Lines of data:
:::
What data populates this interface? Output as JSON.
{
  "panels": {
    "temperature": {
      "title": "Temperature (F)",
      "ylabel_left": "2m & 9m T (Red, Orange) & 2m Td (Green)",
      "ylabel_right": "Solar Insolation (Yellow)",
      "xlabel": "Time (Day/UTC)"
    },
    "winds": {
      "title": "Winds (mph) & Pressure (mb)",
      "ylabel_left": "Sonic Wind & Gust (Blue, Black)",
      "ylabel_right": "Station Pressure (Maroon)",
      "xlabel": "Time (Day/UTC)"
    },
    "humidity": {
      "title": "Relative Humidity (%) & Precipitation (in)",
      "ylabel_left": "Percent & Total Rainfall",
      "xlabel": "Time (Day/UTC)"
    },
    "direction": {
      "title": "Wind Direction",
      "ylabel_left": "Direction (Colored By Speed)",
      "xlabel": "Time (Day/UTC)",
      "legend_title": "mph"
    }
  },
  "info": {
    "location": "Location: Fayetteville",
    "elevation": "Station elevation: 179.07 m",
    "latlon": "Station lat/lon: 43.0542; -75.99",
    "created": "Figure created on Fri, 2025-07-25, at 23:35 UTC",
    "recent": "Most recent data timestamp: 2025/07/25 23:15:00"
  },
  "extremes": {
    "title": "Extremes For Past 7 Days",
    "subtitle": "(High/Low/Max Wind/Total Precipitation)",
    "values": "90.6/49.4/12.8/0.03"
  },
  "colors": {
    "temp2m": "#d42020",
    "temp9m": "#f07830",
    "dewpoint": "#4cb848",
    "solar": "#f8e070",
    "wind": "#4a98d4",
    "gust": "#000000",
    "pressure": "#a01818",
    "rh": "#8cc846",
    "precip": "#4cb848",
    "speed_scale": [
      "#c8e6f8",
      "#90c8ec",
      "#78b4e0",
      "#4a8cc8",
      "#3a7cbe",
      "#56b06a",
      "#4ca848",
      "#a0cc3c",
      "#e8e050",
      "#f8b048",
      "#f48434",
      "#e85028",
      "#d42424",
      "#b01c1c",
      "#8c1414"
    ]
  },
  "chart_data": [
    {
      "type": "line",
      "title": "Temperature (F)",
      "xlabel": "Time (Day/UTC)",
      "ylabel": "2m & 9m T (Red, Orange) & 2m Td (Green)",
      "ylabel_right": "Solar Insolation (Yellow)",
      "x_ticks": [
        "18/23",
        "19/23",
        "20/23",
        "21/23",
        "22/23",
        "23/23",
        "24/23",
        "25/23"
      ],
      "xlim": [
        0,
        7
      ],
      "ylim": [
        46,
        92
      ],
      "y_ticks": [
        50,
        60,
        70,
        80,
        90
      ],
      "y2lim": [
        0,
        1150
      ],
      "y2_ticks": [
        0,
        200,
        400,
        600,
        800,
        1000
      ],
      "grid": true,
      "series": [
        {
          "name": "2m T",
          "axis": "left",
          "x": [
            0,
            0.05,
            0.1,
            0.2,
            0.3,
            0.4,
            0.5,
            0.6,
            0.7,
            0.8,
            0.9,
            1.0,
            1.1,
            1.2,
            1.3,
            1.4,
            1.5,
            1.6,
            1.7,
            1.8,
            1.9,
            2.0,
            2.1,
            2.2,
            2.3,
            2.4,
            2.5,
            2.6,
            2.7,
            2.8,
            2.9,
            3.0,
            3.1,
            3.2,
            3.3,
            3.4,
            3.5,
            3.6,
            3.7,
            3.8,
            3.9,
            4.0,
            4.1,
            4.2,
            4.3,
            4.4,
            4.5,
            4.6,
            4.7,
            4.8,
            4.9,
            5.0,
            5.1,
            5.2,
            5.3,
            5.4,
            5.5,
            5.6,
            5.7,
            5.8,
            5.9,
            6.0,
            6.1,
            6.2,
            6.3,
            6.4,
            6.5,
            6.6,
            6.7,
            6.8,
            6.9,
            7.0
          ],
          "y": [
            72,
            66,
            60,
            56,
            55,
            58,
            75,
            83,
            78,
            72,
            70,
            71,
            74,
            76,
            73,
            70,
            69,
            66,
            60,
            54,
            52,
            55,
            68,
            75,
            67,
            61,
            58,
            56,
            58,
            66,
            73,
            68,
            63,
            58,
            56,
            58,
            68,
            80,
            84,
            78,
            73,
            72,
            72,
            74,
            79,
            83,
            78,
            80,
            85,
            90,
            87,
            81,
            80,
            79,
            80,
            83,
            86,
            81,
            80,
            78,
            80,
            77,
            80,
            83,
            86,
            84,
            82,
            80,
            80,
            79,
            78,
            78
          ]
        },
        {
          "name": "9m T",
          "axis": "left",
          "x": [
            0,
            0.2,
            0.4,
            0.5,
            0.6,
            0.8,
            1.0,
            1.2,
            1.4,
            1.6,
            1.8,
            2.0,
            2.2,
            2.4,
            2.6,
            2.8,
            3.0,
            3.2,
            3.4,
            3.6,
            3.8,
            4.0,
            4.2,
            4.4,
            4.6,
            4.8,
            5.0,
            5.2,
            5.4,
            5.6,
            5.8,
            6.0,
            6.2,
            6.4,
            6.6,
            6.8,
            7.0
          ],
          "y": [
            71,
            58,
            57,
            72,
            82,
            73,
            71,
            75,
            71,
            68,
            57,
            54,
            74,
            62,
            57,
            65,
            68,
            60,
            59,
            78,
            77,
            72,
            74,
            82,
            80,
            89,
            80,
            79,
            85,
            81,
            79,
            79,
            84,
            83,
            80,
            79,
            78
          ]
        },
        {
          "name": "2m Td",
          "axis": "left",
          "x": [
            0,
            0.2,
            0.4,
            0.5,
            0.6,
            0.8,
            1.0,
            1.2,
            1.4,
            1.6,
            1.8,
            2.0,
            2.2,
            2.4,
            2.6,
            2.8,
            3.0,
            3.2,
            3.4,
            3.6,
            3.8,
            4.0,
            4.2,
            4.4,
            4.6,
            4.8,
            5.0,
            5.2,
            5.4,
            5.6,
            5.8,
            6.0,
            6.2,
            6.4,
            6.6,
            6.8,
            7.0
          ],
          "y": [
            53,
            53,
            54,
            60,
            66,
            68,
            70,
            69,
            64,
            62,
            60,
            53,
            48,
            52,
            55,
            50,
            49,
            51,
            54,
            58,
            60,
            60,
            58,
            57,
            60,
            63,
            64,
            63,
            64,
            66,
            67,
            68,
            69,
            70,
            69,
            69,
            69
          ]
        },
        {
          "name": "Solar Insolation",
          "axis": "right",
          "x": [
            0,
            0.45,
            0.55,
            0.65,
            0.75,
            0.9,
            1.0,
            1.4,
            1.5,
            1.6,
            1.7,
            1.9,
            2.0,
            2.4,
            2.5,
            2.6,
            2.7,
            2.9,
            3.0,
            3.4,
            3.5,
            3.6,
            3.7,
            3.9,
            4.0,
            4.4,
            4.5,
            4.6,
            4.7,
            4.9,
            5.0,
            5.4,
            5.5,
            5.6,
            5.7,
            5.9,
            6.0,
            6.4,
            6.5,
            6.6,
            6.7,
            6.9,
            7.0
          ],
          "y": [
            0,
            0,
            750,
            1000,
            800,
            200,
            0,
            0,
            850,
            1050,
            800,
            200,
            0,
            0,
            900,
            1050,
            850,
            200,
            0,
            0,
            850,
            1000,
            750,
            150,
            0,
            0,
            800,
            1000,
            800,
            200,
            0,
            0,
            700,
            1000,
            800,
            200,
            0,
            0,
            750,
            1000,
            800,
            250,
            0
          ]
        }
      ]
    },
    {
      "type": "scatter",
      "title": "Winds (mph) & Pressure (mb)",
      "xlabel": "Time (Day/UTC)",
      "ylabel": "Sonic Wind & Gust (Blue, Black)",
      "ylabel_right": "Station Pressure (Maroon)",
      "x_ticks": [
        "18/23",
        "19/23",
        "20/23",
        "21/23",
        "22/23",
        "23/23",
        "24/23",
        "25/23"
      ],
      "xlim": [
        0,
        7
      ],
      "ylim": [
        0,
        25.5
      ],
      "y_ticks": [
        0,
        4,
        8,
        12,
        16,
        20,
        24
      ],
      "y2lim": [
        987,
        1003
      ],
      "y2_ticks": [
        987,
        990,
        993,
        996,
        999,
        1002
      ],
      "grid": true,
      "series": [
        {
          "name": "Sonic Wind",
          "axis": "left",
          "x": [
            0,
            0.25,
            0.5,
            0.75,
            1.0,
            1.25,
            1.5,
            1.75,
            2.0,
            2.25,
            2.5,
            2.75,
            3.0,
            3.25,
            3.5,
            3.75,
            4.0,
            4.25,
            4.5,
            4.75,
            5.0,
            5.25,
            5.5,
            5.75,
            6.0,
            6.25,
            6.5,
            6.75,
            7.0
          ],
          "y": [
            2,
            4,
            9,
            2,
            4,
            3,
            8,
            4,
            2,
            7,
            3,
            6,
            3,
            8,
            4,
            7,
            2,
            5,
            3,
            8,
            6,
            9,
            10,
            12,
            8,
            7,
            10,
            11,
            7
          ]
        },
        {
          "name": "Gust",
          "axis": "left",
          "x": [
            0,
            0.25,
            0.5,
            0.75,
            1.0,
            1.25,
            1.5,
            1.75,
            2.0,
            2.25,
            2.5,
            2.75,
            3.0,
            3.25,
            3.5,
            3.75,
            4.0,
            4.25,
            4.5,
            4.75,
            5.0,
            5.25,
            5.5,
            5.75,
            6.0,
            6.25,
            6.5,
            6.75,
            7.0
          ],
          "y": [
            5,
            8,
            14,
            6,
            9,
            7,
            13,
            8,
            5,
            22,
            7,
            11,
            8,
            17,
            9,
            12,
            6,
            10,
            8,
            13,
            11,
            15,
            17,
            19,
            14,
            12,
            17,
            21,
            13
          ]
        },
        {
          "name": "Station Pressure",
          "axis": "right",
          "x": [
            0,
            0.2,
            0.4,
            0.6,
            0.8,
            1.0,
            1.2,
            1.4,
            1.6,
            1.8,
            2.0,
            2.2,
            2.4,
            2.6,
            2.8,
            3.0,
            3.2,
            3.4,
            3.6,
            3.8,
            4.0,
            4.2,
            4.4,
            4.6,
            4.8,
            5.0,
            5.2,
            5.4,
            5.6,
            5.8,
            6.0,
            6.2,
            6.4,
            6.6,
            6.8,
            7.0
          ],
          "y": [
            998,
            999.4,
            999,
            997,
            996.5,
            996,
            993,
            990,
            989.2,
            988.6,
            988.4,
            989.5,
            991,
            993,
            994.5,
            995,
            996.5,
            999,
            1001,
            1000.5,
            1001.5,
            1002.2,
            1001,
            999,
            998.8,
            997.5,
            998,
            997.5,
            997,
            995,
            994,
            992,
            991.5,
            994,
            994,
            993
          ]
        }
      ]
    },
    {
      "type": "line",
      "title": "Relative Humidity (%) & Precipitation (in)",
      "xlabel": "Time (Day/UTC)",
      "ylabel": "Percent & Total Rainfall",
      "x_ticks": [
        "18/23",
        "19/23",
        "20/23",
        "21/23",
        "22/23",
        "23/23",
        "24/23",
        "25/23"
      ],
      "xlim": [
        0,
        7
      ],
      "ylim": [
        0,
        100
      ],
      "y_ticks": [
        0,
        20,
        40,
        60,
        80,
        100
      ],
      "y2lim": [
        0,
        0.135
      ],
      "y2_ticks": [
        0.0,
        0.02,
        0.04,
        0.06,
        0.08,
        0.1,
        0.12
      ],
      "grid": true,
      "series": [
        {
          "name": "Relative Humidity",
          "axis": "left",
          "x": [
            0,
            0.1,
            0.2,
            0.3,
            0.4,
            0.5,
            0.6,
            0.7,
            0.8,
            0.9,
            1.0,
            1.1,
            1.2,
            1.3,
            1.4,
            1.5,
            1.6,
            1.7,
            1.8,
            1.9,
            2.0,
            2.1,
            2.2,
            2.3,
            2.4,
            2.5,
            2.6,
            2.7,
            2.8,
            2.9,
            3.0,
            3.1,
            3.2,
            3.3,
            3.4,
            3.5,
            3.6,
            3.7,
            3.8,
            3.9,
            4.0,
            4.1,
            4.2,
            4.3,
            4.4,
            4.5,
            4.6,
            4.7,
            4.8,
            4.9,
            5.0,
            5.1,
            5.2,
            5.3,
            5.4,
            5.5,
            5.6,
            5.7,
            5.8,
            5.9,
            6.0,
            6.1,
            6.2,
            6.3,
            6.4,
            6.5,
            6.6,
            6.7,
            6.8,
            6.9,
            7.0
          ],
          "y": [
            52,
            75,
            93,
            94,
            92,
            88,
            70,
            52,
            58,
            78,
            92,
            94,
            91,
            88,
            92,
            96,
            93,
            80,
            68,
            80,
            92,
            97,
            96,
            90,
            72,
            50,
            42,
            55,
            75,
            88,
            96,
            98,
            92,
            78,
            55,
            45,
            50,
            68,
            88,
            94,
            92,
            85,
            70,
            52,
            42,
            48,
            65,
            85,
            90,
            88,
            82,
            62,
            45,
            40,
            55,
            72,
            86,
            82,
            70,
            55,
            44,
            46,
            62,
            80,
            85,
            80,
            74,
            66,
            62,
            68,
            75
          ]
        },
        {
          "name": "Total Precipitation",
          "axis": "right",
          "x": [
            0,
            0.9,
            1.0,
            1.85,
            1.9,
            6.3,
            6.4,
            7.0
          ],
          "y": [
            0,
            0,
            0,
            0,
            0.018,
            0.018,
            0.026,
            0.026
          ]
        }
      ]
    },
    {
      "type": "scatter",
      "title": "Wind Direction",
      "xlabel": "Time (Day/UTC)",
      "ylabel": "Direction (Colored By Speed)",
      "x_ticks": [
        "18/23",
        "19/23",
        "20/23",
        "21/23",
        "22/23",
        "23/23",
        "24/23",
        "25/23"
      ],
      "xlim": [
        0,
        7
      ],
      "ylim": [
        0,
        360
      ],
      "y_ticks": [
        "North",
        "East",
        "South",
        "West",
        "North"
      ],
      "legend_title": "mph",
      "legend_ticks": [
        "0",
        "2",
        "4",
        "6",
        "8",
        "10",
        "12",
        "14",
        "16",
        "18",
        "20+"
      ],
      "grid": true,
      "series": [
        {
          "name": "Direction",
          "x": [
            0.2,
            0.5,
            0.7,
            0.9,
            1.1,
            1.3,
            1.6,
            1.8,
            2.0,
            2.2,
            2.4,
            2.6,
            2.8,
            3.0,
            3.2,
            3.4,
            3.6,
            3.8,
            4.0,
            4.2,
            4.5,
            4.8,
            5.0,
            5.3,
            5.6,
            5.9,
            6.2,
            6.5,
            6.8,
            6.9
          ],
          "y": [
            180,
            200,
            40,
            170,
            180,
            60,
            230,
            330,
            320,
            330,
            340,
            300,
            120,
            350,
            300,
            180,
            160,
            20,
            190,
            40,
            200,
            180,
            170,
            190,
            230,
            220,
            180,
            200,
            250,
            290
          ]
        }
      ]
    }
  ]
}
:::
Determine the number of lines in these entries that contain the word "Rainfall", and write only that number.

### Complete output
2